*Instructions for the task:* Find each line in the data below that contains the string "marker", and copy those lines.

*Provided records:*

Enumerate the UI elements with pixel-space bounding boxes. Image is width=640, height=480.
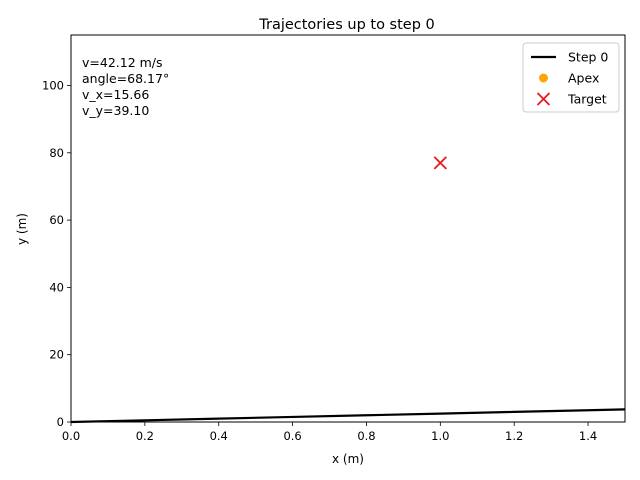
target-marker	[433, 156, 447, 170]
chart-title: Trajectories up to step 0	[258, 17, 435, 33]
y-tick-label: 0	[57, 415, 64, 429]
velocity-annotation: v=42.12 m/sangle=68.17°v_x=15.66v_y=39.1…	[82, 55, 169, 118]
x-tick-label: 0.8	[357, 429, 375, 443]
annotation-line: angle=68.17°	[82, 71, 169, 86]
legend-entry: Target	[536, 92, 607, 107]
series-layer	[70, 156, 626, 424]
annotation-line: v=42.12 m/s	[82, 55, 163, 70]
trajectory-line	[70, 408, 626, 424]
y-axis-label: y (m)	[15, 213, 29, 245]
y-tick-label: 40	[49, 280, 64, 294]
x-tick-label: 0.6	[283, 429, 301, 443]
legend-dot-swatch	[539, 73, 548, 83]
legend-label: Target	[567, 92, 607, 107]
legend-x-swatch	[536, 92, 551, 106]
x-axis-label: x (m)	[332, 452, 364, 466]
legend-entry: Apex	[539, 71, 599, 86]
x-axis: 0.0 0.2 0.4 0.6 0.8 1.0 1.2 1.4	[62, 422, 597, 443]
target-marker-stroke	[433, 156, 447, 170]
y-tick-label: 80	[49, 146, 64, 160]
y-tick-label: 60	[49, 213, 64, 227]
legend-label: Apex	[568, 71, 599, 86]
legend: Step 0 Apex Target	[522, 42, 620, 113]
legend-entry: Step 0	[531, 50, 608, 65]
legend-label: Step 0	[568, 50, 608, 65]
annotation-line: v_y=39.10	[82, 103, 149, 118]
x-tick-label: 1.2	[505, 429, 523, 443]
y-tick-label: 20	[49, 348, 64, 362]
annotation-line: v_x=15.66	[82, 87, 149, 102]
x-tick-label: 1.4	[579, 429, 597, 443]
x-tick-label: 0.4	[210, 429, 228, 443]
y-tick-label: 100	[42, 78, 64, 92]
x-tick-label: 0.2	[136, 429, 154, 443]
x-tick-label: 0.0	[62, 429, 80, 443]
plot-frame	[70, 34, 626, 423]
x-tick-label: 1.0	[431, 429, 449, 443]
y-axis: 0 20 40 60 80 100	[42, 78, 71, 429]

*Answer to the exercise:*
target-marker	[433, 156, 447, 170]
target-marker-stroke	[433, 156, 447, 170]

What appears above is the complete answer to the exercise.